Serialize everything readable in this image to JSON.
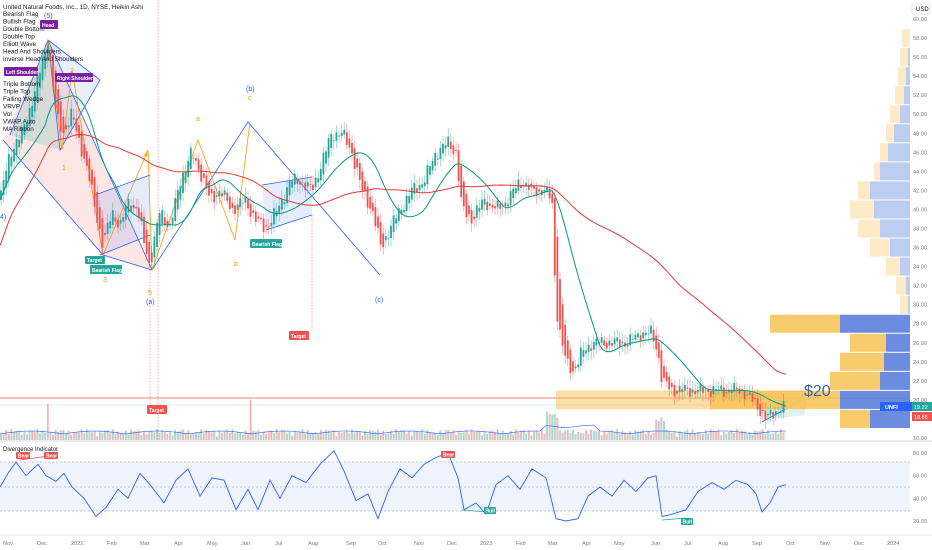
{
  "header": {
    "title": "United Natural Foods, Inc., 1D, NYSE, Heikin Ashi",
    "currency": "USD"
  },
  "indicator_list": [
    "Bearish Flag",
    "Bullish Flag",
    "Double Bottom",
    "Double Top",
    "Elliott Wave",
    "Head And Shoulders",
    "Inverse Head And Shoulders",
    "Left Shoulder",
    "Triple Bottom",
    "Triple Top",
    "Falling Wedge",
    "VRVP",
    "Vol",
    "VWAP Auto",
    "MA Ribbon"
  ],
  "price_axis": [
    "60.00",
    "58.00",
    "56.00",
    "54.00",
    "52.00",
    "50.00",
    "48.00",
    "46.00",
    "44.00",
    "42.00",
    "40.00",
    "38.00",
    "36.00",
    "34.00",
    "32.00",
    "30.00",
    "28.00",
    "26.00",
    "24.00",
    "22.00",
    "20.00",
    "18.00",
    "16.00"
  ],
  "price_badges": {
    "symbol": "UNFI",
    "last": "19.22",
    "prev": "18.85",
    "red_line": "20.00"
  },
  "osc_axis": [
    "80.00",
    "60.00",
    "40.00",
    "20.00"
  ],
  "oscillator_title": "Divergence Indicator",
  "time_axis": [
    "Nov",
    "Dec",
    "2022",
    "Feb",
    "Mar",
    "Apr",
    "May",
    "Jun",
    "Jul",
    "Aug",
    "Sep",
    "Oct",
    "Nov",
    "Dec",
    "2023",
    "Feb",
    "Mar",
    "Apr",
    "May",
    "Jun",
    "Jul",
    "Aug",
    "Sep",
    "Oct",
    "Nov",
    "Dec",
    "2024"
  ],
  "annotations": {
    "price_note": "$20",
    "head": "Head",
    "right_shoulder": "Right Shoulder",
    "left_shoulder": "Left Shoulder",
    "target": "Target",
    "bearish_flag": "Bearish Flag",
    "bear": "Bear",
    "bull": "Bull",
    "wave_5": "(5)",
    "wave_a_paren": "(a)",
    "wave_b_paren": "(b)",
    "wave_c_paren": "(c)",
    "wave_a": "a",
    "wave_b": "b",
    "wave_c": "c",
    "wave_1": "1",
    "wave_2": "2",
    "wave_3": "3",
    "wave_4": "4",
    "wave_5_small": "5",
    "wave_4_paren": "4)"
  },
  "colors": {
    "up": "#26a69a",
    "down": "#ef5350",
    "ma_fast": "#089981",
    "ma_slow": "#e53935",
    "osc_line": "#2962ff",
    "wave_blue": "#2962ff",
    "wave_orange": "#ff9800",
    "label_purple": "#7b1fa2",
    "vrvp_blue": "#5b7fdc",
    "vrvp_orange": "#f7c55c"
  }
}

...

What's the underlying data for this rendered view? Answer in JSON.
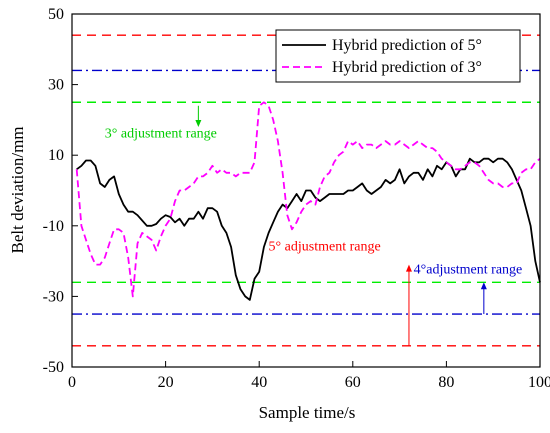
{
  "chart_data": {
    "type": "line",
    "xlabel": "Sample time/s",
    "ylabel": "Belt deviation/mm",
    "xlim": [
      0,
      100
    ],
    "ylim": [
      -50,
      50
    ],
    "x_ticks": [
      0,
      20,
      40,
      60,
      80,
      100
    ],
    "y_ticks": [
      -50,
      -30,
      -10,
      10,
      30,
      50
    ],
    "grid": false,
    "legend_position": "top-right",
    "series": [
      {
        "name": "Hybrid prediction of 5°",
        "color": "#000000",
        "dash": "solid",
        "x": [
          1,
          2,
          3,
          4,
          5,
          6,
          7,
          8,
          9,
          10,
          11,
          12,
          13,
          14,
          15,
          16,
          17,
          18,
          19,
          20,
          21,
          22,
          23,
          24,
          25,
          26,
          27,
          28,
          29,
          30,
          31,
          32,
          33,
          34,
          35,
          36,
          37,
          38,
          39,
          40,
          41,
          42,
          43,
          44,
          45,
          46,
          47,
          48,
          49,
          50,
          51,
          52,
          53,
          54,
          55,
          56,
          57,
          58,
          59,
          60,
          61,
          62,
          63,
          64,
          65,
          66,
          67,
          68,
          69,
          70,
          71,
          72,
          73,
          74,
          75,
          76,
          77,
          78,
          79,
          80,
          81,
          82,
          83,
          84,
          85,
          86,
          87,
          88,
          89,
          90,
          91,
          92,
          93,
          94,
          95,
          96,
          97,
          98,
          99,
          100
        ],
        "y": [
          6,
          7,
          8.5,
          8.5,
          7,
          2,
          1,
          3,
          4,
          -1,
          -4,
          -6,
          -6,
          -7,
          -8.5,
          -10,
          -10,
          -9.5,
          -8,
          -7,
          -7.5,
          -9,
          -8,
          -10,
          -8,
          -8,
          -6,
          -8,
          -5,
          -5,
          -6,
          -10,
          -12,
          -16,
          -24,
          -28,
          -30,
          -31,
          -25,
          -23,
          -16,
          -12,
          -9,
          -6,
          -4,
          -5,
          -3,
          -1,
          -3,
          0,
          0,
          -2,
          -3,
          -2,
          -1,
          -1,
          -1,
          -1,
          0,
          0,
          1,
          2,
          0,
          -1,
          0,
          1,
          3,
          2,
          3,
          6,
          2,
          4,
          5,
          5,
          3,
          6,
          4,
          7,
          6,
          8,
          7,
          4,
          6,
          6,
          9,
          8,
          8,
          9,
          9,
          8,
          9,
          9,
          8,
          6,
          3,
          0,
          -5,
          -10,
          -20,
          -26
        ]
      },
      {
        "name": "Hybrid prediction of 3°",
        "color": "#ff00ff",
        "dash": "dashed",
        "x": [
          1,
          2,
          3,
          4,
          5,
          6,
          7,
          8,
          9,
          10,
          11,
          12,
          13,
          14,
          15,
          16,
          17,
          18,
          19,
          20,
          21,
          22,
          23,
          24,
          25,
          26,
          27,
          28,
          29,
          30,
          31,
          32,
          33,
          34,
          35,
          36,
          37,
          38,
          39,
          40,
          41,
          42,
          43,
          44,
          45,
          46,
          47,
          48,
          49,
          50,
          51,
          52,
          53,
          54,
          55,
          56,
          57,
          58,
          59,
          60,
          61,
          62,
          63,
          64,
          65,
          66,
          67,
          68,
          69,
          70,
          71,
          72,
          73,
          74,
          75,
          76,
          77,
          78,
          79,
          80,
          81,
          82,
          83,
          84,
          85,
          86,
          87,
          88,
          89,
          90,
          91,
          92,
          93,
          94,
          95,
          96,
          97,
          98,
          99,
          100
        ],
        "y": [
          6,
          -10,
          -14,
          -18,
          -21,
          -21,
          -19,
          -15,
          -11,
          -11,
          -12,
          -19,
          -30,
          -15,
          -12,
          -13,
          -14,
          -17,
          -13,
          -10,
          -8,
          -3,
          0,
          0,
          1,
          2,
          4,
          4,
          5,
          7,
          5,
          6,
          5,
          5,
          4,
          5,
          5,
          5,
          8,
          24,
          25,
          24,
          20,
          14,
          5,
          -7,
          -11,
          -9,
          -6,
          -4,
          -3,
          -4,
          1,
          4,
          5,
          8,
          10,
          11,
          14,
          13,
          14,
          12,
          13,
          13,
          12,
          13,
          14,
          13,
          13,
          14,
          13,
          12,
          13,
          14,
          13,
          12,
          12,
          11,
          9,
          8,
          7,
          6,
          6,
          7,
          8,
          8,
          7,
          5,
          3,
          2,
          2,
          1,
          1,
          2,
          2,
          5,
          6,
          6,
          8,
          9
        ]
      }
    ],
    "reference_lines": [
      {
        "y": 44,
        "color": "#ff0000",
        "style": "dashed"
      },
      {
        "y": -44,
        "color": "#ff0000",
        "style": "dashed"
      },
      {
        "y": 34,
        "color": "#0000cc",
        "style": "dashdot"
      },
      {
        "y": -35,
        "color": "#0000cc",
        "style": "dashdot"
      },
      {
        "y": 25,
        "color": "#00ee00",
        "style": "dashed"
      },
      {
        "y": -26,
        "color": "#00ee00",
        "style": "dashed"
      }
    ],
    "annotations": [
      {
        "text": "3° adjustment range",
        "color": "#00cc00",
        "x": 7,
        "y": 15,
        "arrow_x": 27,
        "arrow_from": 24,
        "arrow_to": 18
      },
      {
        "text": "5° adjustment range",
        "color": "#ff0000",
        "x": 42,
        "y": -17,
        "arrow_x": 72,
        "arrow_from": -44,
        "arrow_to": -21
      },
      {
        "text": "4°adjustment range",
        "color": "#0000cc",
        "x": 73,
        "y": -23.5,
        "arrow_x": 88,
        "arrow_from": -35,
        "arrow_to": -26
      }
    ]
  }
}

---

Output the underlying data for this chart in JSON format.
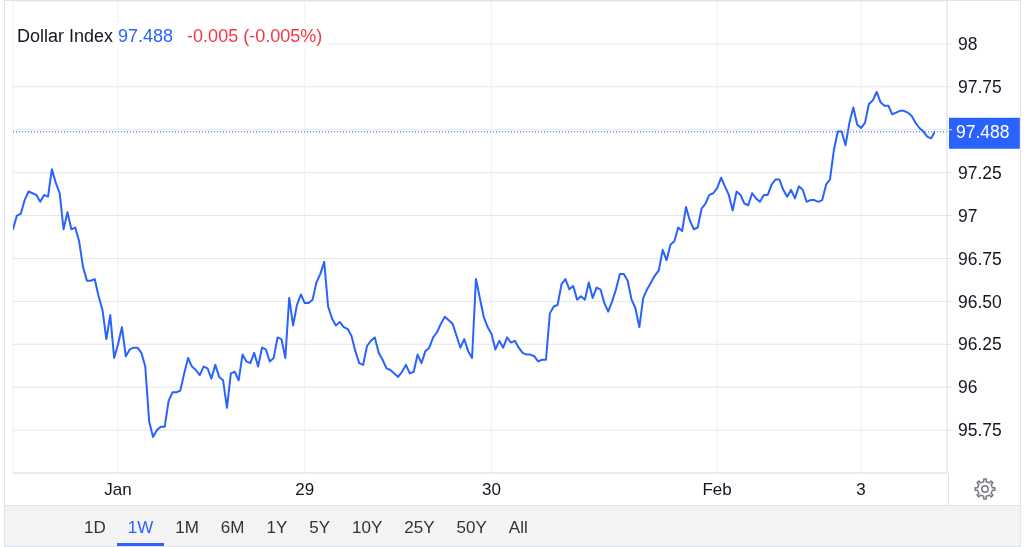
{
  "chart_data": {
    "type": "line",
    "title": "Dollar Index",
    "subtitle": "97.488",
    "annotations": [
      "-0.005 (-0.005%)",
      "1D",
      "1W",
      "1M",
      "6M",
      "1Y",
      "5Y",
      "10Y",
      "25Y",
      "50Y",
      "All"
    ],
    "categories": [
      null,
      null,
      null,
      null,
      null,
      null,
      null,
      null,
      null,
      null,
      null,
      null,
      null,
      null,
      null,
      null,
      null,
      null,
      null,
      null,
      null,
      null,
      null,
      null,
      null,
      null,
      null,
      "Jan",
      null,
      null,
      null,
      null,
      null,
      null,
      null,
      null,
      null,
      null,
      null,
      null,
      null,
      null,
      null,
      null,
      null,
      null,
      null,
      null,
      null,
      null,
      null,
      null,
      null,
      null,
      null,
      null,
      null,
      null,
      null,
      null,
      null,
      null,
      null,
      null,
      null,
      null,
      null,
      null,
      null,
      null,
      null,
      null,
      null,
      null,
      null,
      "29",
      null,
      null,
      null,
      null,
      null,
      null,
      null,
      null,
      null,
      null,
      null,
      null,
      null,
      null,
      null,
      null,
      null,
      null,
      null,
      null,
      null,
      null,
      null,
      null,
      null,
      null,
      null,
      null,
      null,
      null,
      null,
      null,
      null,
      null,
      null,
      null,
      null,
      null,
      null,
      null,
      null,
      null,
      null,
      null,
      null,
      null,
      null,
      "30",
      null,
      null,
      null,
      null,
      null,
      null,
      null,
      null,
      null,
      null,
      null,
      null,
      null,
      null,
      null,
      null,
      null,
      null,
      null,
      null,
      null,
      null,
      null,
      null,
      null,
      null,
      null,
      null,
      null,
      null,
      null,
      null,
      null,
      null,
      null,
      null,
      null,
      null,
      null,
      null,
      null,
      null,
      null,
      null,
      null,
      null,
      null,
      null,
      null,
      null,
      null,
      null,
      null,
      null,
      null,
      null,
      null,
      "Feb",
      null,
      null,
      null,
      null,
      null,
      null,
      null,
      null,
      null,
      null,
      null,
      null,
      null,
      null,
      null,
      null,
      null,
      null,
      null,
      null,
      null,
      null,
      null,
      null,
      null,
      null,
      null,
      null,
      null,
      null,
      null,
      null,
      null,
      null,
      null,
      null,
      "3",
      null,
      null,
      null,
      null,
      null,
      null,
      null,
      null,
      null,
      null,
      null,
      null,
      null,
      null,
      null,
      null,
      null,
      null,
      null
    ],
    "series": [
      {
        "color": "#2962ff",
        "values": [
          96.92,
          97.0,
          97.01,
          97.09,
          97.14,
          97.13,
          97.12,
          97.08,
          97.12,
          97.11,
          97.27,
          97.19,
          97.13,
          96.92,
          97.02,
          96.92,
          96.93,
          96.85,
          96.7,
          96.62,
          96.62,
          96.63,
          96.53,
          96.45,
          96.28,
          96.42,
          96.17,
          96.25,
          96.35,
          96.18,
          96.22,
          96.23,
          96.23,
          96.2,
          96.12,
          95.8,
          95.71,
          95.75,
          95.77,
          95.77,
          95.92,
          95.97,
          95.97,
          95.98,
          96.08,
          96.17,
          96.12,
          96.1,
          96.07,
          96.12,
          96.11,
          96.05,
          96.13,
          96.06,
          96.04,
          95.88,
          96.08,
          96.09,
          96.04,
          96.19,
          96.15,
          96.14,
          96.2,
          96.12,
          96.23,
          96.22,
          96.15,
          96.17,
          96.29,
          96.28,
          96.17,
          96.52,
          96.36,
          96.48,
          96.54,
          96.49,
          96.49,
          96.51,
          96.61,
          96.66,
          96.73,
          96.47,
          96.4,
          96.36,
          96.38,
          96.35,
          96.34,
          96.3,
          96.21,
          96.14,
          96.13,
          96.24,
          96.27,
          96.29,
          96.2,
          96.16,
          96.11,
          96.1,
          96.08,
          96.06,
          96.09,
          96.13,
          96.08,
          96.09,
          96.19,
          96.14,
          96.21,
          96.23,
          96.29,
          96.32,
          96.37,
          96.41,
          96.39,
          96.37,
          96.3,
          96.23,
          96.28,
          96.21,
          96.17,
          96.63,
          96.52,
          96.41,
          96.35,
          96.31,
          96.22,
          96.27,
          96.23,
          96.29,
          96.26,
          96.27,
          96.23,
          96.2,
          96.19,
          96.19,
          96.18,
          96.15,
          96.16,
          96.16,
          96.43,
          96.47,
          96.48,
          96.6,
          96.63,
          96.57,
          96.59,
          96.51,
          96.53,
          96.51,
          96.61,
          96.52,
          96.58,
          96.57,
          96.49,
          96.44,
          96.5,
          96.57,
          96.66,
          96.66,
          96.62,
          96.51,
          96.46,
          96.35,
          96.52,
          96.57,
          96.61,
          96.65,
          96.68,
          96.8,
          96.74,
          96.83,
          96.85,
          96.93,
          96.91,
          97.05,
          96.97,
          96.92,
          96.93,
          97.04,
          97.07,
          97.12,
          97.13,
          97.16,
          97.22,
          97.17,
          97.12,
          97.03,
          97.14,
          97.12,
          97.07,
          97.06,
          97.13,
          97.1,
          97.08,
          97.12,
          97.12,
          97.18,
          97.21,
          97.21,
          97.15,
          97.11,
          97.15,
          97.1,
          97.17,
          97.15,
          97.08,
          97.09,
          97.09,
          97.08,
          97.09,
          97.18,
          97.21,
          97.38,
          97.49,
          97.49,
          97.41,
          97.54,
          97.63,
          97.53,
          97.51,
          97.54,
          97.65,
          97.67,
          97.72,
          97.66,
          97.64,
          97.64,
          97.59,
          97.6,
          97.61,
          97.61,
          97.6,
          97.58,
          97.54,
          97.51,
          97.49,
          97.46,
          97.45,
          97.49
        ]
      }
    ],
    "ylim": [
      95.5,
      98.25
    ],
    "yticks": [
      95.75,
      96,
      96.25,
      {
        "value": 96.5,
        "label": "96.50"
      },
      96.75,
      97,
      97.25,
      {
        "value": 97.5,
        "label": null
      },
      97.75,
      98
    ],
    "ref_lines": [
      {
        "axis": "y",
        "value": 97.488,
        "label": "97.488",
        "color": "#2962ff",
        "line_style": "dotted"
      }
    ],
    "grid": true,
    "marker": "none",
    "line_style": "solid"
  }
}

# [GIVEN EXERCISE]
Copy out every line from the data above that has "text" in it.

# [SOLUTION FOR THIS EXERCISE]
        "text": "3° adjustment range",
        "text": "5° adjustment range",
        "text": "4°adjustment range",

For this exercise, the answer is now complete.